**Problem to work on**:
Write out the listing exactly as it is given.

- - -

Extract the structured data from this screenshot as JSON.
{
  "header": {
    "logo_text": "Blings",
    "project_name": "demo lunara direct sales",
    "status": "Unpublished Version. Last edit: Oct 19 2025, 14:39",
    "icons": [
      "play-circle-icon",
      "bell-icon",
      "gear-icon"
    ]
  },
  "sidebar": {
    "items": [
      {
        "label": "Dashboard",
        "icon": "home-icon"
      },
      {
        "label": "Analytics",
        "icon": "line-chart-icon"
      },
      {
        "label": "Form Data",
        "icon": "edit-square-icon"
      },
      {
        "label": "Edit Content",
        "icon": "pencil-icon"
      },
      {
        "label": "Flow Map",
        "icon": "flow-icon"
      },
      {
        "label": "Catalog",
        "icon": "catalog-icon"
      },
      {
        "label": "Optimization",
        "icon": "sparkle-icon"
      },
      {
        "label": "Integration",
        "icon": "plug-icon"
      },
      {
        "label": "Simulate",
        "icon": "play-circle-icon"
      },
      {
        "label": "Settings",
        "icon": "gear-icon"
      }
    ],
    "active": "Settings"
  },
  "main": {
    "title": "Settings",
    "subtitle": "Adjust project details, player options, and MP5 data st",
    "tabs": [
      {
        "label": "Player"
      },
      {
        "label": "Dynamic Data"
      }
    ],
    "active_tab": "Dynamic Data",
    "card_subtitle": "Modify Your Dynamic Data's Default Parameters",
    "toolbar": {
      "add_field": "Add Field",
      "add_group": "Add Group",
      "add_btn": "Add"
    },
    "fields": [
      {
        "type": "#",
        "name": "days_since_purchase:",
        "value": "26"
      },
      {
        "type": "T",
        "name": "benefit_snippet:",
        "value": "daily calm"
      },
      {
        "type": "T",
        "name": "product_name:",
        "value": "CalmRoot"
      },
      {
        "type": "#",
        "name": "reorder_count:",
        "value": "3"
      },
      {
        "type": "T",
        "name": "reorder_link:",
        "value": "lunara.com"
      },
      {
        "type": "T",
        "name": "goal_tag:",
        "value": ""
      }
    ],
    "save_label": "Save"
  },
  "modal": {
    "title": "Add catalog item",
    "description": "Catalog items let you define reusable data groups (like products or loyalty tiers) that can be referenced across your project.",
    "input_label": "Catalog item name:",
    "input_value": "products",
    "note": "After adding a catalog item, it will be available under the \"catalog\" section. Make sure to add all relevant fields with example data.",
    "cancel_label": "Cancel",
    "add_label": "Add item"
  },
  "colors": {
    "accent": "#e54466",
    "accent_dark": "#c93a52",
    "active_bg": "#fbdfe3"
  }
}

- - -

**Response**:
Extract the structured data from this screenshot as JSON.
{
  "header": {
    "logo_text": "Blings",
    "project_name": "demo lunara direct sales",
    "status": "Unpublished Version. Last edit: Oct 19 2025, 14:39",
    "icons": [
      "play-circle-icon",
      "bell-icon",
      "gear-icon"
    ]
  },
  "sidebar": {
    "items": [
      {
        "label": "Dashboard",
        "icon": "home-icon"
      },
      {
        "label": "Analytics",
        "icon": "line-chart-icon"
      },
      {
        "label": "Form Data",
        "icon": "edit-square-icon"
      },
      {
        "label": "Edit Content",
        "icon": "pencil-icon"
      },
      {
        "label": "Flow Map",
        "icon": "flow-icon"
      },
      {
        "label": "Catalog",
        "icon": "catalog-icon"
      },
      {
        "label": "Optimization",
        "icon": "sparkle-icon"
      },
      {
        "label": "Integration",
        "icon": "plug-icon"
      },
      {
        "label": "Simulate",
        "icon": "play-circle-icon"
      },
      {
        "label": "Settings",
        "icon": "gear-icon"
      }
    ],
    "active": "Settings"
  },
  "main": {
    "title": "Settings",
    "subtitle": "Adjust project details, player options, and MP5 data st",
    "tabs": [
      {
        "label": "Player"
      },
      {
        "label": "Dynamic Data"
      }
    ],
    "active_tab": "Dynamic Data",
    "card_subtitle": "Modify Your Dynamic Data's Default Parameters",
    "toolbar": {
      "add_field": "Add Field",
      "add_group": "Add Group",
      "add_btn": "Add"
    },
    "fields": [
      {
        "type": "#",
        "name": "days_since_purchase:",
        "value": "26"
      },
      {
        "type": "T",
        "name": "benefit_snippet:",
        "value": "daily calm"
      },
      {
        "type": "T",
        "name": "product_name:",
        "value": "CalmRoot"
      },
      {
        "type": "#",
        "name": "reorder_count:",
        "value": "3"
      },
      {
        "type": "T",
        "name": "reorder_link:",
        "value": "lunara.com"
      },
      {
        "type": "T",
        "name": "goal_tag:",
        "value": ""
      }
    ],
    "save_label": "Save"
  },
  "modal": {
    "title": "Add catalog item",
    "description": "Catalog items let you define reusable data groups (like products or loyalty tiers) that can be referenced across your project.",
    "input_label": "Catalog item name:",
    "input_value": "products",
    "note": "After adding a catalog item, it will be available under the \"catalog\" section. Make sure to add all relevant fields with example data.",
    "cancel_label": "Cancel",
    "add_label": "Add item"
  },
  "colors": {
    "accent": "#e54466",
    "accent_dark": "#c93a52",
    "active_bg": "#fbdfe3"
  }
}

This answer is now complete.